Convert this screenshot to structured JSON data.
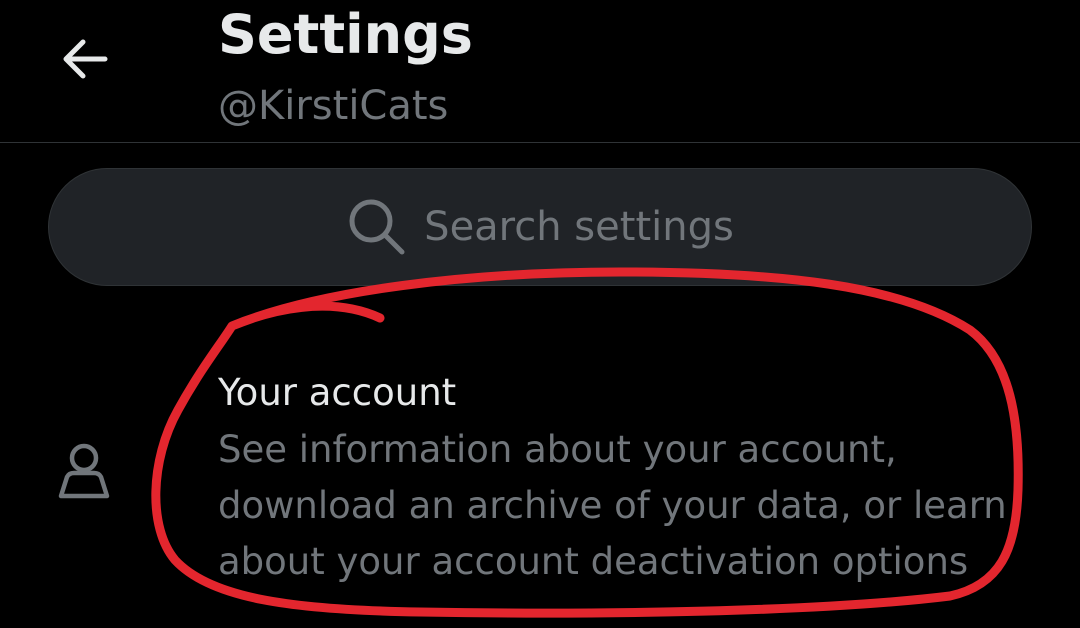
{
  "header": {
    "title": "Settings",
    "handle": "@KirstiCats",
    "back_icon": "arrow-left-icon"
  },
  "search": {
    "placeholder": "Search settings",
    "icon": "search-icon"
  },
  "settings_items": [
    {
      "icon": "person-icon",
      "title": "Your account",
      "description": "See information about your account, download an archive of your data, or learn about your account deactivation options"
    }
  ],
  "colors": {
    "background": "#000000",
    "primary_text": "#e7e9ea",
    "secondary_text": "#71767b",
    "search_bg": "#202327",
    "divider": "#2f3336",
    "annotation": "#e3262e"
  }
}
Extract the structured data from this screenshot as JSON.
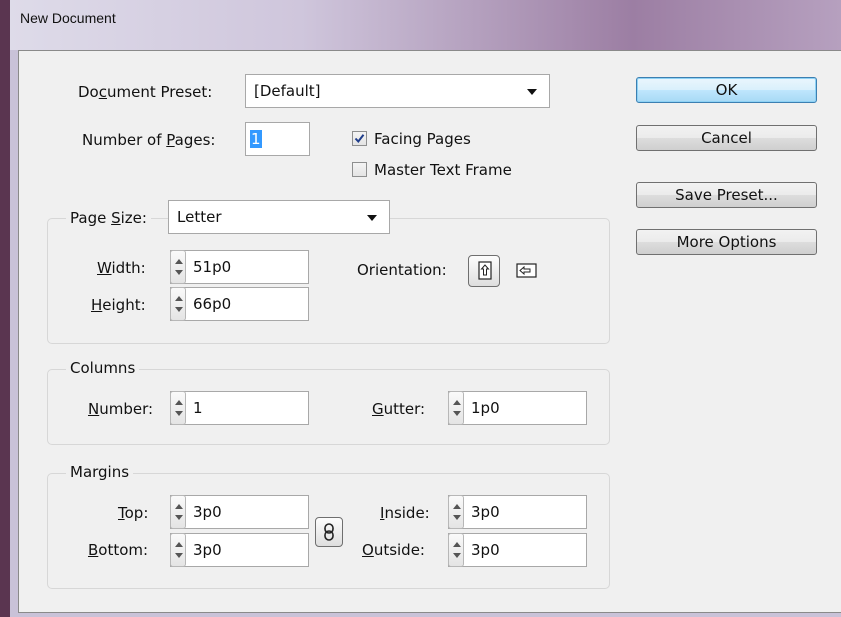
{
  "window": {
    "title": "New Document"
  },
  "preset": {
    "label_pre": "Do",
    "label_u": "c",
    "label_post": "ument Preset:",
    "value": "[Default]"
  },
  "pages": {
    "label_pre": "Number of ",
    "label_u": "P",
    "label_post": "ages:",
    "value": "1"
  },
  "facing_pages": {
    "label": "Facing Pages",
    "checked": true
  },
  "master_text_frame": {
    "label": "Master Text Frame",
    "checked": false
  },
  "page_size": {
    "label_pre": "Page ",
    "label_u": "S",
    "label_post": "ize:",
    "value": "Letter",
    "width": {
      "label_u": "W",
      "label_post": "idth:",
      "value": "51p0"
    },
    "height": {
      "label_u": "H",
      "label_post": "eight:",
      "value": "66p0"
    },
    "orientation_label": "Orientation:",
    "portrait_icon": "portrait-page-icon",
    "landscape_icon": "landscape-page-icon"
  },
  "columns": {
    "legend": "Columns",
    "number": {
      "label_u": "N",
      "label_post": "umber:",
      "value": "1"
    },
    "gutter": {
      "label_u": "G",
      "label_post": "utter:",
      "value": "1p0"
    }
  },
  "margins": {
    "legend": "Margins",
    "top": {
      "label_u": "T",
      "label_post": "op:",
      "value": "3p0"
    },
    "bottom": {
      "label_u": "B",
      "label_post": "ottom:",
      "value": "3p0"
    },
    "inside": {
      "label_u": "I",
      "label_post": "nside:",
      "value": "3p0"
    },
    "outside": {
      "label_u": "O",
      "label_post": "utside:",
      "value": "3p0"
    },
    "link_icon": "chain-link-icon"
  },
  "buttons": {
    "ok": "OK",
    "cancel": "Cancel",
    "save_preset": "Save Preset...",
    "more_options": "More Options"
  }
}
────────────────────
*Your objective*.
Leave the pictures out and write out every entry exactly as given.

*Response below*.
Convert this screenshot to structured JSON data.
{
  "header": {
    "title": "Settings",
    "handle": "@KirstiCats",
    "back_icon": "arrow-left-icon"
  },
  "search": {
    "placeholder": "Search settings",
    "icon": "search-icon"
  },
  "settings_items": [
    {
      "icon": "person-icon",
      "title": "Your account",
      "description": "See information about your account, download an archive of your data, or learn about your account deactivation options"
    }
  ],
  "colors": {
    "background": "#000000",
    "primary_text": "#e7e9ea",
    "secondary_text": "#71767b",
    "search_bg": "#202327",
    "divider": "#2f3336",
    "annotation": "#e3262e"
  }
}
Extract the structured data from this screenshot as JSON.
{
  "window": {
    "title": "New Document"
  },
  "preset": {
    "label_pre": "Do",
    "label_u": "c",
    "label_post": "ument Preset:",
    "value": "[Default]"
  },
  "pages": {
    "label_pre": "Number of ",
    "label_u": "P",
    "label_post": "ages:",
    "value": "1"
  },
  "facing_pages": {
    "label": "Facing Pages",
    "checked": true
  },
  "master_text_frame": {
    "label": "Master Text Frame",
    "checked": false
  },
  "page_size": {
    "label_pre": "Page ",
    "label_u": "S",
    "label_post": "ize:",
    "value": "Letter",
    "width": {
      "label_u": "W",
      "label_post": "idth:",
      "value": "51p0"
    },
    "height": {
      "label_u": "H",
      "label_post": "eight:",
      "value": "66p0"
    },
    "orientation_label": "Orientation:",
    "portrait_icon": "portrait-page-icon",
    "landscape_icon": "landscape-page-icon"
  },
  "columns": {
    "legend": "Columns",
    "number": {
      "label_u": "N",
      "label_post": "umber:",
      "value": "1"
    },
    "gutter": {
      "label_u": "G",
      "label_post": "utter:",
      "value": "1p0"
    }
  },
  "margins": {
    "legend": "Margins",
    "top": {
      "label_u": "T",
      "label_post": "op:",
      "value": "3p0"
    },
    "bottom": {
      "label_u": "B",
      "label_post": "ottom:",
      "value": "3p0"
    },
    "inside": {
      "label_u": "I",
      "label_post": "nside:",
      "value": "3p0"
    },
    "outside": {
      "label_u": "O",
      "label_post": "utside:",
      "value": "3p0"
    },
    "link_icon": "chain-link-icon"
  },
  "buttons": {
    "ok": "OK",
    "cancel": "Cancel",
    "save_preset": "Save Preset...",
    "more_options": "More Options"
  }
}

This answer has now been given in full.